[The task]:
Wherever the string "selected" turns up in the data, copy the whole line.

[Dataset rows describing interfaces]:

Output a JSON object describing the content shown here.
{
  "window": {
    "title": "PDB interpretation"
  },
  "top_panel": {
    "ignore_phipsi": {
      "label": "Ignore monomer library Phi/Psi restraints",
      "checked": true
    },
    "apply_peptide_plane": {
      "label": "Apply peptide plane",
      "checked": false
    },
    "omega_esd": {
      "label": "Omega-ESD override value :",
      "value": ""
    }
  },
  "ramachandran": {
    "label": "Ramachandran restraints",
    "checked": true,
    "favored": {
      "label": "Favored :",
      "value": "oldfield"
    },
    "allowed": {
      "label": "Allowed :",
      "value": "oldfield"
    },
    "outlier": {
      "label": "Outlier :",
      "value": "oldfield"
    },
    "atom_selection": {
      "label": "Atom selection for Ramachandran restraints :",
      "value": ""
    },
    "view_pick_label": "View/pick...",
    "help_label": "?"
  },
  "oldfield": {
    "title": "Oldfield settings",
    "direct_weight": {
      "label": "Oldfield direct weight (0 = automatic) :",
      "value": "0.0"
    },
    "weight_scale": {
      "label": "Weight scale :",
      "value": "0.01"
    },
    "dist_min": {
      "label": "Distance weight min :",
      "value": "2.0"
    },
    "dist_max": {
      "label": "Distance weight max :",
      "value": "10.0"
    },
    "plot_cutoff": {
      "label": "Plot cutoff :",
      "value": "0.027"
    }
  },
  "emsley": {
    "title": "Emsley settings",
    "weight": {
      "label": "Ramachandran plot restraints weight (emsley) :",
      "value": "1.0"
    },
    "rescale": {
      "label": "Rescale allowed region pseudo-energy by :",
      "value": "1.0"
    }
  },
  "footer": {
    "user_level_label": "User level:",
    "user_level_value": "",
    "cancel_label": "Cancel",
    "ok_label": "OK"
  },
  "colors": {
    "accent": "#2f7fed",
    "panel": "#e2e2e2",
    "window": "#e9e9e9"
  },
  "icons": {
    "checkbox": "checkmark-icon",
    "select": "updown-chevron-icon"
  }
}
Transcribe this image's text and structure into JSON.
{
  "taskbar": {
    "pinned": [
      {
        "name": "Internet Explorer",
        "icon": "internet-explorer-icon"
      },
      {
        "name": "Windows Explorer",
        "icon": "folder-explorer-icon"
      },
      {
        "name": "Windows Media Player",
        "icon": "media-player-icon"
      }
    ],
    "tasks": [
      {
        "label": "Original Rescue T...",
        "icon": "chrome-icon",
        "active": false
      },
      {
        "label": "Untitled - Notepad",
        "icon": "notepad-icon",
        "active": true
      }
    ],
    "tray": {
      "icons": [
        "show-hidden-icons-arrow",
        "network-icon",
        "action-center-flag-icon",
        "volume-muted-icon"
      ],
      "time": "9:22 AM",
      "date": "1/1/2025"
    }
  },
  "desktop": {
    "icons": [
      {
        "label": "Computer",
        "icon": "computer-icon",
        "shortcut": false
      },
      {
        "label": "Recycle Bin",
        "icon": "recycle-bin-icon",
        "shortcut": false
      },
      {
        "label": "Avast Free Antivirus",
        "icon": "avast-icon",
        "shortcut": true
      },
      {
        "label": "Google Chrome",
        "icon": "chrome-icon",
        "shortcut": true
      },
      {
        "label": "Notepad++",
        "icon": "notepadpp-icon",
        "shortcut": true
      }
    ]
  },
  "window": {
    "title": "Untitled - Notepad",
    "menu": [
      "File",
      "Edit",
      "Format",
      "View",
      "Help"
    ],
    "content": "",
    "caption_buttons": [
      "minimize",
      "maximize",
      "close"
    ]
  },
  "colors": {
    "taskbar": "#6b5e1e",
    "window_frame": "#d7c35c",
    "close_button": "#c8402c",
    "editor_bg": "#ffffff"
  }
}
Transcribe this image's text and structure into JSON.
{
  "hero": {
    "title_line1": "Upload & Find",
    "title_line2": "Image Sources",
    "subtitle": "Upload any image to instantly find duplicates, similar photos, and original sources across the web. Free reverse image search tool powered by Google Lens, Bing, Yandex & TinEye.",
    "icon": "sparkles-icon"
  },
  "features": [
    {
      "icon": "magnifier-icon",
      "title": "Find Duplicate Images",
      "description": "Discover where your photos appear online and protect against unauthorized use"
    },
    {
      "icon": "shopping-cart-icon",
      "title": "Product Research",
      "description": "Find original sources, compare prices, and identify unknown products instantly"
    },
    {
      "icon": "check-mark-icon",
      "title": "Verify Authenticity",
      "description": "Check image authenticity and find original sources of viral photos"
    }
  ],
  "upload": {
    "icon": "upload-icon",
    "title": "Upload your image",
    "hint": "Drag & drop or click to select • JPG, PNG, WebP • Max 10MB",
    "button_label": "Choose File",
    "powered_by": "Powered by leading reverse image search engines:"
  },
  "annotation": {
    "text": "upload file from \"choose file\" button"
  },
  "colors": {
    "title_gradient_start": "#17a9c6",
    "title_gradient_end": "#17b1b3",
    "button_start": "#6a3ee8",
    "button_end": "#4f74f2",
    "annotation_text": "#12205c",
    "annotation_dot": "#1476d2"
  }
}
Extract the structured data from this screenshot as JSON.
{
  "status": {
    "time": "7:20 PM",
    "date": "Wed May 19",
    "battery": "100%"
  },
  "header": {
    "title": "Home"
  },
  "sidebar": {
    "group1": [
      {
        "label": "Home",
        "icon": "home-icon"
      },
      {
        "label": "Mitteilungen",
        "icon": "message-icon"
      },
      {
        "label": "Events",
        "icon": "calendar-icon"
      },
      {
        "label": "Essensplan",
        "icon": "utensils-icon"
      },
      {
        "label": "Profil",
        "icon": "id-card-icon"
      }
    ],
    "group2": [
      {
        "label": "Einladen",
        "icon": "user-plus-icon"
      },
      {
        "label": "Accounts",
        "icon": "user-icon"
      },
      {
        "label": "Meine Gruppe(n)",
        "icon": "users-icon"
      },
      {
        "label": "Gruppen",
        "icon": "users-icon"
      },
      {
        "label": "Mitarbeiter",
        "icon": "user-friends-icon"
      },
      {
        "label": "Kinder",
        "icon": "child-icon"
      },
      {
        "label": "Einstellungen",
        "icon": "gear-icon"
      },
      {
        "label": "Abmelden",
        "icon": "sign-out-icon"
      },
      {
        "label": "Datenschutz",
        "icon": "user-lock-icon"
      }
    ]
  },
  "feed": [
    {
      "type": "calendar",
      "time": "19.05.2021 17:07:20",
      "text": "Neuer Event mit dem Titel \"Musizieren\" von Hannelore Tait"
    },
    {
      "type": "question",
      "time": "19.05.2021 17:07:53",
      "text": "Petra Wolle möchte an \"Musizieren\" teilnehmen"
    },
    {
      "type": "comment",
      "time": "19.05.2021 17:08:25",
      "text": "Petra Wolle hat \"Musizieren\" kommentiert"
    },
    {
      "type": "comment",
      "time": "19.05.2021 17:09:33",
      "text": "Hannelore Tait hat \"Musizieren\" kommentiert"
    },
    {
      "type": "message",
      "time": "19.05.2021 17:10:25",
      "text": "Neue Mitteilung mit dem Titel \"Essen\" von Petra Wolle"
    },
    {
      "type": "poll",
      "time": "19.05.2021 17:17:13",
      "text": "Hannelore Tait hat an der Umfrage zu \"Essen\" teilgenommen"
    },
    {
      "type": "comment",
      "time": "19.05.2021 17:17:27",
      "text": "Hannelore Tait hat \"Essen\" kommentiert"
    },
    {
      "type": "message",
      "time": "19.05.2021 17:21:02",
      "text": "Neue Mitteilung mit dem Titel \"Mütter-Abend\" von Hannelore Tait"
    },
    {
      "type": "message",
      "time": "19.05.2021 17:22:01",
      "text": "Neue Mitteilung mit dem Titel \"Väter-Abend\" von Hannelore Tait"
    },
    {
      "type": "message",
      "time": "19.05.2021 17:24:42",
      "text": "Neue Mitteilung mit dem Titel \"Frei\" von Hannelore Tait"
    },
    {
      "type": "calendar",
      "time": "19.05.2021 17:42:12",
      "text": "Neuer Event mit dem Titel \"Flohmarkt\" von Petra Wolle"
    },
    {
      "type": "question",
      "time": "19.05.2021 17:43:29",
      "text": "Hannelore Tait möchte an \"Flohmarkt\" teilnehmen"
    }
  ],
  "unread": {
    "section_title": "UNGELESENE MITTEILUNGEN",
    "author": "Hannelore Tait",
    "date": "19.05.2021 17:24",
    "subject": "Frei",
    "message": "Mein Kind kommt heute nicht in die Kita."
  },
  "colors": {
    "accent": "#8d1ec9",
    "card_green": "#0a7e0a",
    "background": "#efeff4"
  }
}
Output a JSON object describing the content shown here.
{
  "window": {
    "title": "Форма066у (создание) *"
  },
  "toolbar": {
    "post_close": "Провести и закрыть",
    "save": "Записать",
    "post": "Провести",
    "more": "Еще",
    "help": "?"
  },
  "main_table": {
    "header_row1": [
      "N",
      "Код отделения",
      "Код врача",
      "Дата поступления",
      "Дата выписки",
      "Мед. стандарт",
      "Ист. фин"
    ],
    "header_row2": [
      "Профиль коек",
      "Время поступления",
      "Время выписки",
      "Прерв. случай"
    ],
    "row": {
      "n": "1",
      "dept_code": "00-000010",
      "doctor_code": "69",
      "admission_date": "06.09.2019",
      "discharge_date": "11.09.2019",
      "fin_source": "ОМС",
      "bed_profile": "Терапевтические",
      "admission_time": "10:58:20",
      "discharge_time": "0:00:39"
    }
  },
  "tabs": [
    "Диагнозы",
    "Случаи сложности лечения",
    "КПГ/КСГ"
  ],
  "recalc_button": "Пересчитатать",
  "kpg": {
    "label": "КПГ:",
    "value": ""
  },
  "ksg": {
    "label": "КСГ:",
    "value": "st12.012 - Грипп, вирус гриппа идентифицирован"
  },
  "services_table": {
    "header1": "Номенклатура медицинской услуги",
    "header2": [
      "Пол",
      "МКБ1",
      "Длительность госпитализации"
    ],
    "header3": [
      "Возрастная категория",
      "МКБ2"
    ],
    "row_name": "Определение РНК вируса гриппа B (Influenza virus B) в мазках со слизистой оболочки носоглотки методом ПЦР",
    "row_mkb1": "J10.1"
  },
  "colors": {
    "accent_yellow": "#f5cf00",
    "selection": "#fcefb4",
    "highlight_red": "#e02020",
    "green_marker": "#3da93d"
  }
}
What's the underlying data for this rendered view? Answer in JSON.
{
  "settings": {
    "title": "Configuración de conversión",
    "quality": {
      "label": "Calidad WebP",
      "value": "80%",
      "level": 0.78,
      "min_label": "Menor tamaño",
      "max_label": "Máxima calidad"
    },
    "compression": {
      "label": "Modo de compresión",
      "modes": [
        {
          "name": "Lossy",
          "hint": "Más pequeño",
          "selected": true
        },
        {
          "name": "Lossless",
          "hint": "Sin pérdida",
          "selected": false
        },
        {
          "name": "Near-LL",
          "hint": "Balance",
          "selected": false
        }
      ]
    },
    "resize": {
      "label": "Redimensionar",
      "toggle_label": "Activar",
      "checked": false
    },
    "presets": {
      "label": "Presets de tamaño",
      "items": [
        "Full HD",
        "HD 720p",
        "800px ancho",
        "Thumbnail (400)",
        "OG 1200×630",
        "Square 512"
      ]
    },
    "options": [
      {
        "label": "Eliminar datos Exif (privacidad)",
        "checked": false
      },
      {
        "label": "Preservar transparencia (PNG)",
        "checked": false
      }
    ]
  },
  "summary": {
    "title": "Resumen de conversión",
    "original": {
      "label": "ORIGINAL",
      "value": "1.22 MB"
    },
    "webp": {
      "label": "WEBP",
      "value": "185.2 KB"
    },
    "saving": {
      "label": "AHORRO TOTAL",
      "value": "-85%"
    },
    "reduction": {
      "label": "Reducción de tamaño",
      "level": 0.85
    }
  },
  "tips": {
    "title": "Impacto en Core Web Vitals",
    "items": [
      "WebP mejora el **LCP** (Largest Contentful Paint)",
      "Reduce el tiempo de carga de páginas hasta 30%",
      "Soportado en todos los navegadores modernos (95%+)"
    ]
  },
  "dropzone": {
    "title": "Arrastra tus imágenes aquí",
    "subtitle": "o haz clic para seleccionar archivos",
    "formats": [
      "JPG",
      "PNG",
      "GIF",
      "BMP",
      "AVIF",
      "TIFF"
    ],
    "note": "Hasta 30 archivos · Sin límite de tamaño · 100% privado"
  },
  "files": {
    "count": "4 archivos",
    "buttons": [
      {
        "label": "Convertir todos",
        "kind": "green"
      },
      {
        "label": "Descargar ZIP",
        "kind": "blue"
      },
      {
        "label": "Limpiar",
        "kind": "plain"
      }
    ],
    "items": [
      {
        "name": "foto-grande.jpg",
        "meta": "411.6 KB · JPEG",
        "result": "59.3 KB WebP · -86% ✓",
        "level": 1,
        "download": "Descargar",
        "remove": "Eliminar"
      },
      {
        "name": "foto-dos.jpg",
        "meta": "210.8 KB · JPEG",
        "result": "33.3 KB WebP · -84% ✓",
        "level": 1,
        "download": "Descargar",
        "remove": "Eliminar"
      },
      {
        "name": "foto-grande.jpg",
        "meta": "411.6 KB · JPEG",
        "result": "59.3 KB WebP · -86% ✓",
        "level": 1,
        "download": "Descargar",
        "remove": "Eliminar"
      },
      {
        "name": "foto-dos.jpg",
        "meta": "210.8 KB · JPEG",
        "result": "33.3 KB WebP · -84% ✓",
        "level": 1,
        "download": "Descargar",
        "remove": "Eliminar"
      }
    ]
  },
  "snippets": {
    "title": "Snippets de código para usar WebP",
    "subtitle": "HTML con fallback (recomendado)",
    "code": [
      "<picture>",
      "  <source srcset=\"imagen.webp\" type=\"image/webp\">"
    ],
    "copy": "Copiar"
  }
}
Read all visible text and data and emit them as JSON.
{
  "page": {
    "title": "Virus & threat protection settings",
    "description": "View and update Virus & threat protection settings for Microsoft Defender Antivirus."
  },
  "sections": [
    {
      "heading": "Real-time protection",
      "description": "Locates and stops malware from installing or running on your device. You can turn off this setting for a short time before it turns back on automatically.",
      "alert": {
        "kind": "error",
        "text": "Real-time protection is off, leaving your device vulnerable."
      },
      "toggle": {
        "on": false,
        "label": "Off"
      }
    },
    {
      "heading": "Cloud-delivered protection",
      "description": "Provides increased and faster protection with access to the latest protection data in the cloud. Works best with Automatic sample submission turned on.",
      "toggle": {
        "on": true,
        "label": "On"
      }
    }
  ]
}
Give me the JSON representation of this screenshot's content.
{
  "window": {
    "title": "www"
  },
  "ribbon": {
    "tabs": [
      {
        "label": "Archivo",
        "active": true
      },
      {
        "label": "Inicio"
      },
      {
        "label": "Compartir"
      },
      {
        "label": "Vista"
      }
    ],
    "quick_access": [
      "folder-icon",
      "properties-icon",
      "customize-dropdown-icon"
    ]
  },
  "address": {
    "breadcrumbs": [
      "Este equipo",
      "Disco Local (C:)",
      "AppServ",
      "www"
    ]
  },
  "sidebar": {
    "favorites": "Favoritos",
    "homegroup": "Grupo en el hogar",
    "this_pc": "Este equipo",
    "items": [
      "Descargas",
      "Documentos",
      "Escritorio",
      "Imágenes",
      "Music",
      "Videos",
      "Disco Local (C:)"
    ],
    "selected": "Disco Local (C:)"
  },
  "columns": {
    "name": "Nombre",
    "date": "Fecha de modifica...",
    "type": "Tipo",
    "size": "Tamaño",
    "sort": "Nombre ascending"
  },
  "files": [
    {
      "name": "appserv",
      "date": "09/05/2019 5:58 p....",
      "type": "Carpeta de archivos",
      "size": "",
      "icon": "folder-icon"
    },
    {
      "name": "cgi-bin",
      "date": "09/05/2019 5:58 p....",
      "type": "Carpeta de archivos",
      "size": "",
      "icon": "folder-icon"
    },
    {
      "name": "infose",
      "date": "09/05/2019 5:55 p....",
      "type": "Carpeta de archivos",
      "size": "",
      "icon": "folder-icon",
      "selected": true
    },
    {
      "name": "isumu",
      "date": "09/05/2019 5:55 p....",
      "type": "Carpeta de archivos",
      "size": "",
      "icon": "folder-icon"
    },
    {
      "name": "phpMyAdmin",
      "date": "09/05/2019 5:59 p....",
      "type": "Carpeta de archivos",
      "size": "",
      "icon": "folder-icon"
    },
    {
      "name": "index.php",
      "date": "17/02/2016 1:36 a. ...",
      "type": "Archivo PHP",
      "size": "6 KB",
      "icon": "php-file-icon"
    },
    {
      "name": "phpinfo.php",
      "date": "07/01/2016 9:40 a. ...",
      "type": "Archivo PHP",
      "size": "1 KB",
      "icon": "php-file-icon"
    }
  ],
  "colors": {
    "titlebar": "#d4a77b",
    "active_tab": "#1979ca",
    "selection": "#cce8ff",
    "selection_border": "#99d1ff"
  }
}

[Answer space]:
          "selected": true
          "selected": false
          "selected": false
    "selected": "Disco Local (C:)"
      "selected": true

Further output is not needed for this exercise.